• [What the task asks]:
Each line that contains the string "Collapse" counts once; report how many such lines appear in the data, as a number only.

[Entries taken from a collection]
━━━━━━━━
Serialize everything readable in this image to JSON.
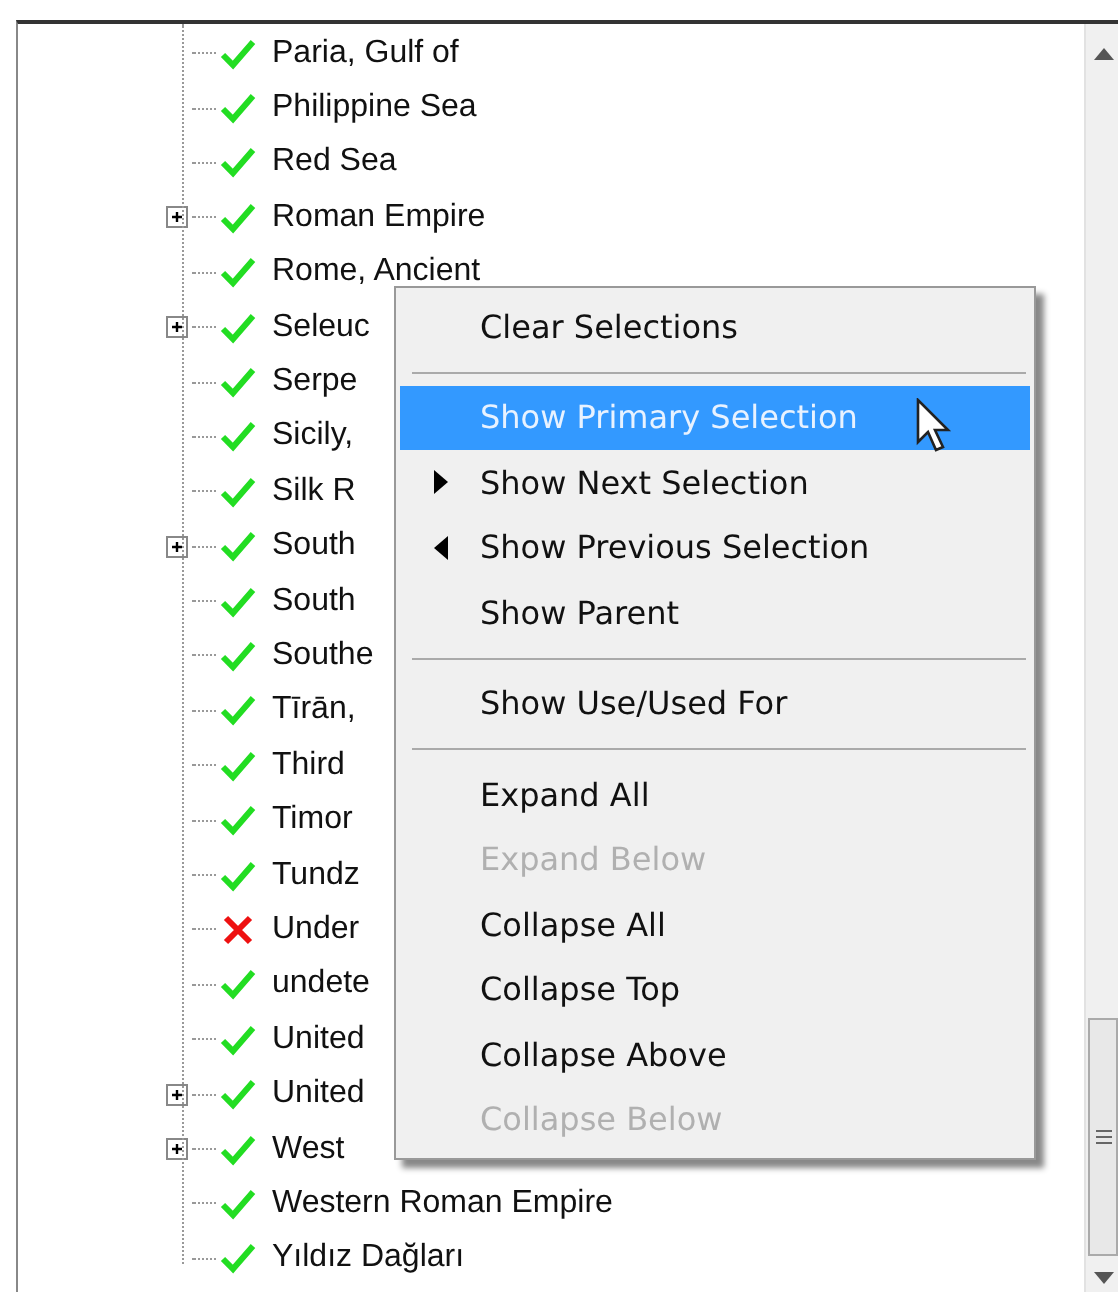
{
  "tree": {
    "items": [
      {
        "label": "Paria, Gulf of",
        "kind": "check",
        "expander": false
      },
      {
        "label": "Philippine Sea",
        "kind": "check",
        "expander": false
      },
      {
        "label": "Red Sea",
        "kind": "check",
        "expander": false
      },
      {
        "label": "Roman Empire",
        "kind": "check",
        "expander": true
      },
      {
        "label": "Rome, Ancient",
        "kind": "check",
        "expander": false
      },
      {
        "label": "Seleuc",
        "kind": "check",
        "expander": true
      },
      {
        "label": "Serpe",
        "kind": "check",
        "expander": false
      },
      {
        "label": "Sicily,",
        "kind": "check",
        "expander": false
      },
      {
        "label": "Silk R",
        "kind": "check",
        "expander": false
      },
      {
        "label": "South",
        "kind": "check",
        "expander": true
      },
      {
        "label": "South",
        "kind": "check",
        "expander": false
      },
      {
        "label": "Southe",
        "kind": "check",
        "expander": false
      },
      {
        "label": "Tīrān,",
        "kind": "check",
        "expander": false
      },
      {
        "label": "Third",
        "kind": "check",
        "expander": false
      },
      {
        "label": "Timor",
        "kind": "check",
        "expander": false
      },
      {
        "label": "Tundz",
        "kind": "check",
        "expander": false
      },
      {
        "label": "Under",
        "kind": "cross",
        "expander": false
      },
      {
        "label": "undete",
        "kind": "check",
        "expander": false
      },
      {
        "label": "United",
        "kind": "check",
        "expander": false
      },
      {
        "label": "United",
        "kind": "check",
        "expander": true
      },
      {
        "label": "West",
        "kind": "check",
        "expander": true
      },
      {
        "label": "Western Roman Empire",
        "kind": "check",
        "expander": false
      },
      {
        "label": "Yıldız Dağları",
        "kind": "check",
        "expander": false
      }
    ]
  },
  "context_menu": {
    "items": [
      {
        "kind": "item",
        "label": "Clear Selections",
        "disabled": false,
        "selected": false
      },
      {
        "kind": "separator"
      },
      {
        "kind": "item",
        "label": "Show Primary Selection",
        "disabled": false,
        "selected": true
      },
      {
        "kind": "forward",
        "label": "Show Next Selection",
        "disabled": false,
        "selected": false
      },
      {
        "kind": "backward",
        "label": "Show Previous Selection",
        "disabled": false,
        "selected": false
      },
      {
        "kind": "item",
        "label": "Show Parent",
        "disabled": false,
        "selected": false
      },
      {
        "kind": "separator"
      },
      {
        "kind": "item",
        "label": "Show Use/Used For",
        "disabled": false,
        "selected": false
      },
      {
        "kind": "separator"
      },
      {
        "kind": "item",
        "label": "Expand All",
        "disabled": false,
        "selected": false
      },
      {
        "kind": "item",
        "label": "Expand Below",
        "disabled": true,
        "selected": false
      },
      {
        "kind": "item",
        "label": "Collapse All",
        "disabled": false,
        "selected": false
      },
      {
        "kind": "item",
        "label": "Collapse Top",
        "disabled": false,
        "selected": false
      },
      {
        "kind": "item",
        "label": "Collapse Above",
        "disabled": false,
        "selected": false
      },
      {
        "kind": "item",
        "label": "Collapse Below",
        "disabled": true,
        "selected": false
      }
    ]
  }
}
━━━━━━━━
• [Output of the exercise]:
4